__Work to do__
Please reproduce, word for word, the records from their first line up to and including the line containing "- radio-manual-dns-label: 使用下面的".

[Element and region records]
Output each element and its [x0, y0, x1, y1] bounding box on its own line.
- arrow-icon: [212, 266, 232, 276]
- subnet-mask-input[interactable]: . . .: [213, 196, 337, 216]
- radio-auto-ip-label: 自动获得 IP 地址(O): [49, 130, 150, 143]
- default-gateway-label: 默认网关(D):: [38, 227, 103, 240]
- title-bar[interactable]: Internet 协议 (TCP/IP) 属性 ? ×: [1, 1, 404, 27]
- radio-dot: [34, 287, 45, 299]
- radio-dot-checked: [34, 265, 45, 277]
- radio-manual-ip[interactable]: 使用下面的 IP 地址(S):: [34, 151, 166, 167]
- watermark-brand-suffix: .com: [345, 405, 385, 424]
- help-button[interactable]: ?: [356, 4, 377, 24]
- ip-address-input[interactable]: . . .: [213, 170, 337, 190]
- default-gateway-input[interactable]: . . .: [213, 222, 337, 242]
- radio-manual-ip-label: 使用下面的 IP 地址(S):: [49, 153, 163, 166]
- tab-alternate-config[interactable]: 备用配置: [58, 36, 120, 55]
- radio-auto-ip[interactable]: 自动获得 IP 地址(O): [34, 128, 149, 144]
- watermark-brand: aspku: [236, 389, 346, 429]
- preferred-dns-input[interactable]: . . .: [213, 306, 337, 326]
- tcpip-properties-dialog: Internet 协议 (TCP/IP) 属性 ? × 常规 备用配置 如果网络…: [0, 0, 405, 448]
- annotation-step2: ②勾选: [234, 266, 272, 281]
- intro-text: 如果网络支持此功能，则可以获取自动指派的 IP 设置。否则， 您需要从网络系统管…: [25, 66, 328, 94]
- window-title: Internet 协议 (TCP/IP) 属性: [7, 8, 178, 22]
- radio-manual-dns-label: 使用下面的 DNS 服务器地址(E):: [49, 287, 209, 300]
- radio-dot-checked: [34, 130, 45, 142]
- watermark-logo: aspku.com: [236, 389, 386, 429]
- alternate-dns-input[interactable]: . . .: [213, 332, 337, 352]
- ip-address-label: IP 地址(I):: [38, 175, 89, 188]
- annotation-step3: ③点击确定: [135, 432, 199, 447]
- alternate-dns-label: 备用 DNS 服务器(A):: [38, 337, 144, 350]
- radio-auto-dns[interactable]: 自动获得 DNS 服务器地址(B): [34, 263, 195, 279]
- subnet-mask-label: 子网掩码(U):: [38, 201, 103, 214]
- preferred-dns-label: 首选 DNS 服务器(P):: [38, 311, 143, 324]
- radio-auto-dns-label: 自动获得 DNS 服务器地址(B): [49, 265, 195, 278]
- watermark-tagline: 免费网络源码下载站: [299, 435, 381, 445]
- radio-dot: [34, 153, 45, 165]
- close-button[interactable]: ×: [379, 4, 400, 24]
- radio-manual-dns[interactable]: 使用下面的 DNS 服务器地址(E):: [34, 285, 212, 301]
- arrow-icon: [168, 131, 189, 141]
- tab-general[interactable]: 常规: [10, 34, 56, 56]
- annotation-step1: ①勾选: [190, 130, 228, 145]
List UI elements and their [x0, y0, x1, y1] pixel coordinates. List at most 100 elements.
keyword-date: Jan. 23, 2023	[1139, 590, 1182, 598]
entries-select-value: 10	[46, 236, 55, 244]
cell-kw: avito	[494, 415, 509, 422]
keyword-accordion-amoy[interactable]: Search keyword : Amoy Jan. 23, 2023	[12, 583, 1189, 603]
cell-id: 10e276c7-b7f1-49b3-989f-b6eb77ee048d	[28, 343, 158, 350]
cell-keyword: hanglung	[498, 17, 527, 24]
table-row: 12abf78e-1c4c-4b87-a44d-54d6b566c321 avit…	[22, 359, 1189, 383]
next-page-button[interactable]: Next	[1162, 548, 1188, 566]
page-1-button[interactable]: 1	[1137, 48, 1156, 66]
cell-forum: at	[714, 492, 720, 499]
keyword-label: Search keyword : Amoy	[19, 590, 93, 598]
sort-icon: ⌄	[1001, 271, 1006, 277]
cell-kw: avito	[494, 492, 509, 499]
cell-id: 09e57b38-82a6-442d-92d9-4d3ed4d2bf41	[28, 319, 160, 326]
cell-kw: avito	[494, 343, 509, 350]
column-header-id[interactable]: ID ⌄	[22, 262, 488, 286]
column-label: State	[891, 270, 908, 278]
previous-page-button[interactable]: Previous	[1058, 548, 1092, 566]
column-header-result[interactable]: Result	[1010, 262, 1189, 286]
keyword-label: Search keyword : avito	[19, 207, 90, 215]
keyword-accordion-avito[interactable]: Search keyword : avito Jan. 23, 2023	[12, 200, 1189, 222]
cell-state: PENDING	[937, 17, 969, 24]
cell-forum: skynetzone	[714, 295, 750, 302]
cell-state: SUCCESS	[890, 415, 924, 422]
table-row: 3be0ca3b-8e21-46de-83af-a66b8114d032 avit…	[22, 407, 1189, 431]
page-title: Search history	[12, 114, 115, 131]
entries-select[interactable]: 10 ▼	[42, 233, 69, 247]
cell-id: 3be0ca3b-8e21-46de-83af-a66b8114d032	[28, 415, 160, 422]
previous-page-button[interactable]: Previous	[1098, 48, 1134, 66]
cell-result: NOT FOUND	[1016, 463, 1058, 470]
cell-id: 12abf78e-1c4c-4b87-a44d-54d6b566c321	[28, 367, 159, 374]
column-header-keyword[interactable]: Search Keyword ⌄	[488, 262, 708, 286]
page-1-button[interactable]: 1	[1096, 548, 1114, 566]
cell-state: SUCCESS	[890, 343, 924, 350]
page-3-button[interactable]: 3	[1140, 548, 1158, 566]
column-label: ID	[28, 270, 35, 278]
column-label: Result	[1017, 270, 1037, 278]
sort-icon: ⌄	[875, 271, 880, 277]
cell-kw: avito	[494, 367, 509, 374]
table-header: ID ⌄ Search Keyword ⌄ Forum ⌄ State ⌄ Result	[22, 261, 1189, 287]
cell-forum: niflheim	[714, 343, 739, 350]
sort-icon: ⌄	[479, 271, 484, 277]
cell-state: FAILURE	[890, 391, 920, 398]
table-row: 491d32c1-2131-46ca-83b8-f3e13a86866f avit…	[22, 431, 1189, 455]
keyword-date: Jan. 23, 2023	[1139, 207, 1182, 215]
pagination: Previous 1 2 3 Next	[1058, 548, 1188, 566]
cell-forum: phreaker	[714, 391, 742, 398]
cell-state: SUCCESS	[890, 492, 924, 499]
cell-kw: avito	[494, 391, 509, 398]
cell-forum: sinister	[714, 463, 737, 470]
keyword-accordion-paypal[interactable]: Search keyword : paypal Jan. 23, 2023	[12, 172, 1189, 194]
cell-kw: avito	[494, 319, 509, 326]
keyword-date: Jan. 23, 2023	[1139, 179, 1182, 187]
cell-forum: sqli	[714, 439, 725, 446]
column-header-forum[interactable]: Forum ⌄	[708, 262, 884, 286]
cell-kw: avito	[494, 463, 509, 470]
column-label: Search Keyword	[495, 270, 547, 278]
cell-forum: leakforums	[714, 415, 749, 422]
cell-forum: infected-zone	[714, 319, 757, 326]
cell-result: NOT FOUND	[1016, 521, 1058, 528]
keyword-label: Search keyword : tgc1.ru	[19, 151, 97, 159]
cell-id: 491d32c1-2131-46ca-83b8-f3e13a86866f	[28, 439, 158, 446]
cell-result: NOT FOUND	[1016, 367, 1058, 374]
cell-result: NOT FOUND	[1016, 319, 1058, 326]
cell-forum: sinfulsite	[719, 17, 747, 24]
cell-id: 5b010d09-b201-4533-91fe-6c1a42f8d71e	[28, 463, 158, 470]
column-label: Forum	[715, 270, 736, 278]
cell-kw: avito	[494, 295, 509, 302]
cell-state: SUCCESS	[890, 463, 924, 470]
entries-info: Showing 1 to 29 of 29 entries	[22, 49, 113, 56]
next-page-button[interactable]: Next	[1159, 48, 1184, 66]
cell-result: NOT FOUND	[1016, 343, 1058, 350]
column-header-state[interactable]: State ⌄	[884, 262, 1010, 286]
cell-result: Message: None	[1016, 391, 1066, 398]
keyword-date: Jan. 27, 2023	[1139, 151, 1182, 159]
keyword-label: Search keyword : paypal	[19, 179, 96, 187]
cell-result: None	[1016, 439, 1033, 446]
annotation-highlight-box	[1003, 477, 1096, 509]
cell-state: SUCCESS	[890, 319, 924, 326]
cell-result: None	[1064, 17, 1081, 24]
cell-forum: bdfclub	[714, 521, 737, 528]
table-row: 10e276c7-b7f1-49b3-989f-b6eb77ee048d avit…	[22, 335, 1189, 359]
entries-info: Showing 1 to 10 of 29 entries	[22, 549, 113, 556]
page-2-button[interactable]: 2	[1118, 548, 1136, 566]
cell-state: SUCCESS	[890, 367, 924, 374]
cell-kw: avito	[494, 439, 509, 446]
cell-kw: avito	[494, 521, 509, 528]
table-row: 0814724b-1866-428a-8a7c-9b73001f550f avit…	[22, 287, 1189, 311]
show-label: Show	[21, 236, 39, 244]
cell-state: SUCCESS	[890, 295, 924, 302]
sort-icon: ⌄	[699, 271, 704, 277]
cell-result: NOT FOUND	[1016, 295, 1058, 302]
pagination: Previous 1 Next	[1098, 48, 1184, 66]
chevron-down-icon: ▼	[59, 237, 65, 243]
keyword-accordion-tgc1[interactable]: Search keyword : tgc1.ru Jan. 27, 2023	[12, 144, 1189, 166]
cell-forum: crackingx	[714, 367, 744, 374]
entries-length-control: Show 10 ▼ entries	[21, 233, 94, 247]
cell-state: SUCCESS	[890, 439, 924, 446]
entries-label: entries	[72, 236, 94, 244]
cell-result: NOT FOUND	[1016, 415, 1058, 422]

__Reply to the task__
Output each element and its [x0, y0, x1, y1] bounding box on its own line.
- arrow-icon: [212, 266, 232, 276]
- subnet-mask-input[interactable]: . . .: [213, 196, 337, 216]
- radio-auto-ip-label: 自动获得 IP 地址(O): [49, 130, 150, 143]
- default-gateway-label: 默认网关(D):: [38, 227, 103, 240]
- title-bar[interactable]: Internet 协议 (TCP/IP) 属性 ? ×: [1, 1, 404, 27]
- radio-dot: [34, 287, 45, 299]
- radio-dot-checked: [34, 265, 45, 277]
- radio-manual-ip[interactable]: 使用下面的 IP 地址(S):: [34, 151, 166, 167]
- watermark-brand-suffix: .com: [345, 405, 385, 424]
- help-button[interactable]: ?: [356, 4, 377, 24]
- ip-address-input[interactable]: . . .: [213, 170, 337, 190]
- default-gateway-input[interactable]: . . .: [213, 222, 337, 242]
- radio-manual-ip-label: 使用下面的 IP 地址(S):: [49, 153, 163, 166]
- tab-alternate-config[interactable]: 备用配置: [58, 36, 120, 55]
- radio-auto-ip[interactable]: 自动获得 IP 地址(O): [34, 128, 149, 144]
- watermark-brand: aspku: [236, 389, 346, 429]
- preferred-dns-input[interactable]: . . .: [213, 306, 337, 326]
- tcpip-properties-dialog: Internet 协议 (TCP/IP) 属性 ? × 常规 备用配置 如果网络…: [0, 0, 405, 448]
- annotation-step2: ②勾选: [234, 266, 272, 281]
- intro-text: 如果网络支持此功能，则可以获取自动指派的 IP 设置。否则， 您需要从网络系统管…: [25, 66, 328, 94]
- window-title: Internet 协议 (TCP/IP) 属性: [7, 8, 178, 22]
- radio-manual-dns-label: 使用下面的 DNS 服务器地址(E):: [49, 287, 209, 300]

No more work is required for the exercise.